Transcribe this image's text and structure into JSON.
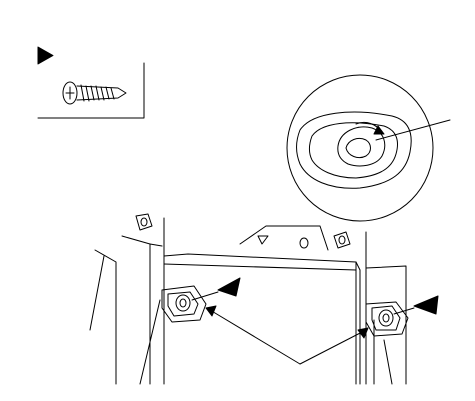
{
  "diagram": {
    "ink_color": "#000000",
    "paper_color": "#ffffff",
    "legend": {
      "marker": "triangle-marker-icon",
      "fastener": "screw-icon"
    },
    "detail_view": {
      "shows": "clip-detail-icon",
      "rotation": "rotate-arrow-icon"
    },
    "fasteners": [
      {
        "id": "upper-left",
        "icon": "screw-hole-icon"
      },
      {
        "id": "upper-right",
        "icon": "screw-hole-icon"
      },
      {
        "id": "lower-left",
        "icon": "clip-mount-icon",
        "marked": true
      },
      {
        "id": "lower-right",
        "icon": "clip-mount-icon",
        "marked": true
      }
    ]
  }
}
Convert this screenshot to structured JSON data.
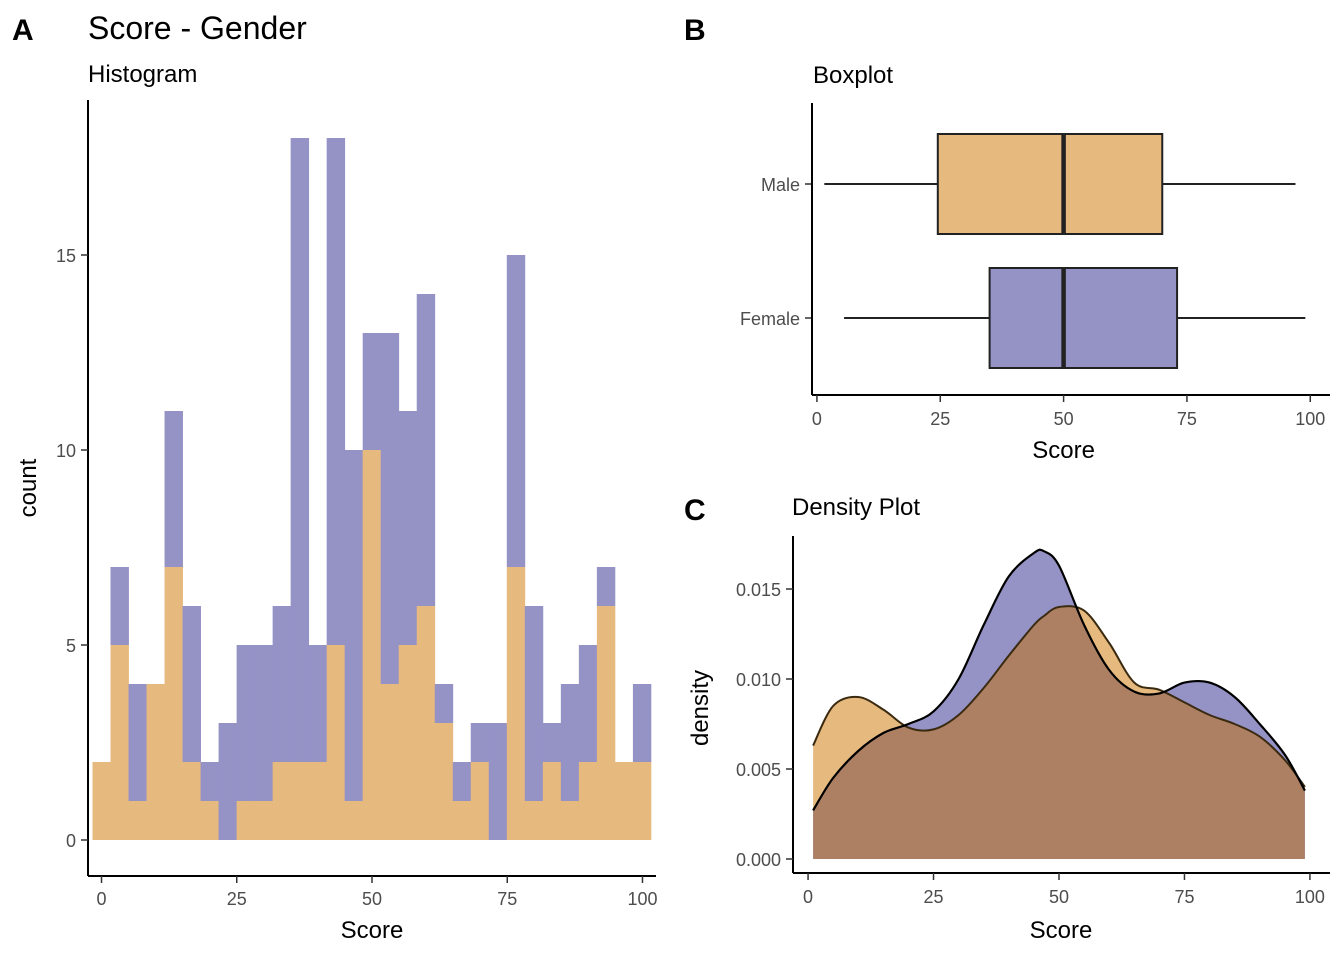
{
  "panels": {
    "a": {
      "tag": "A",
      "title": "Score - Gender",
      "subtitle": "Histogram"
    },
    "b": {
      "tag": "B",
      "subtitle": "Boxplot"
    },
    "c": {
      "tag": "C",
      "subtitle": "Density Plot"
    }
  },
  "colors": {
    "male": "#e6b97f",
    "female": "#9592c6",
    "overlap": "#ad8063",
    "line": "#000000"
  },
  "chart_data": [
    {
      "type": "bar",
      "stacked": true,
      "xlabel": "Score",
      "ylabel": "count",
      "xlim": [
        -2.5,
        102.5
      ],
      "ylim": [
        0,
        18
      ],
      "xticks": [
        0,
        25,
        50,
        75,
        100
      ],
      "yticks": [
        0,
        5,
        10,
        15
      ],
      "bin_width": 3.33,
      "bin_start": -1.67,
      "series": [
        {
          "key": "male",
          "values": [
            2,
            5,
            1,
            4,
            7,
            2,
            1,
            0,
            1,
            1,
            2,
            2,
            2,
            5,
            1,
            10,
            4,
            5,
            6,
            3,
            1,
            2,
            0,
            7,
            1,
            2,
            1,
            2,
            6,
            2,
            2
          ]
        },
        {
          "key": "female",
          "values": [
            0,
            2,
            3,
            0,
            4,
            4,
            1,
            3,
            4,
            4,
            4,
            16,
            3,
            13,
            9,
            3,
            9,
            6,
            8,
            1,
            1,
            1,
            3,
            8,
            5,
            1,
            3,
            3,
            1,
            0,
            2
          ]
        }
      ]
    },
    {
      "type": "boxplot",
      "xlabel": "Score",
      "xlim": [
        -1,
        104
      ],
      "xticks": [
        0,
        25,
        50,
        75,
        100
      ],
      "categories": [
        "Male",
        "Female"
      ],
      "boxes": [
        {
          "key": "male",
          "label": "Male",
          "min": 1.5,
          "q1": 24.5,
          "median": 50,
          "q3": 70,
          "max": 97
        },
        {
          "key": "female",
          "label": "Female",
          "min": 5.5,
          "q1": 35,
          "median": 50,
          "q3": 73,
          "max": 99
        }
      ]
    },
    {
      "type": "area",
      "xlabel": "Score",
      "ylabel": "density",
      "xlim": [
        -3,
        104
      ],
      "ylim": [
        0,
        0.0178
      ],
      "xticks": [
        0,
        25,
        50,
        75,
        100
      ],
      "yticks": [
        0.0,
        0.005,
        0.01,
        0.015
      ],
      "ytick_labels": [
        "0.000",
        "0.005",
        "0.010",
        "0.015"
      ],
      "x": [
        1,
        5,
        10,
        15,
        20,
        25,
        30,
        35,
        40,
        45,
        47,
        50,
        55,
        60,
        65,
        70,
        75,
        80,
        85,
        90,
        95,
        99
      ],
      "series": [
        {
          "key": "male",
          "values": [
            0.0063,
            0.0085,
            0.009,
            0.0083,
            0.0073,
            0.0072,
            0.008,
            0.0095,
            0.0113,
            0.013,
            0.0135,
            0.014,
            0.0138,
            0.012,
            0.0098,
            0.0094,
            0.0087,
            0.008,
            0.0075,
            0.0068,
            0.0055,
            0.004
          ]
        },
        {
          "key": "female",
          "values": [
            0.0027,
            0.0045,
            0.006,
            0.007,
            0.0075,
            0.0082,
            0.01,
            0.013,
            0.0157,
            0.017,
            0.0171,
            0.0163,
            0.013,
            0.0105,
            0.0093,
            0.0092,
            0.0098,
            0.0098,
            0.009,
            0.0075,
            0.0058,
            0.0038
          ]
        }
      ]
    }
  ]
}
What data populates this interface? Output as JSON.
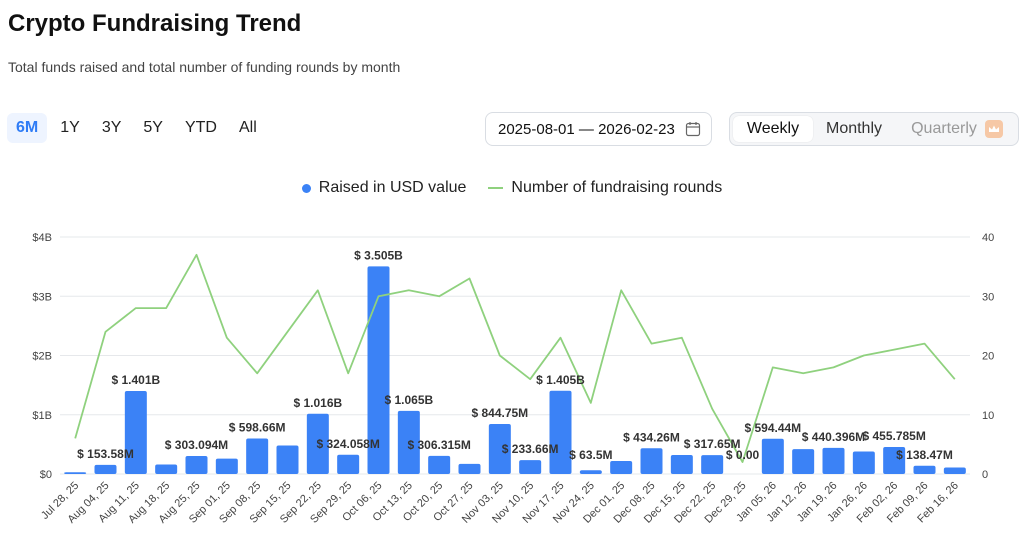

§ §

Your objective = Count up the lines in the listing that hold the word "subtitle", and give that number only.

Written reply = 3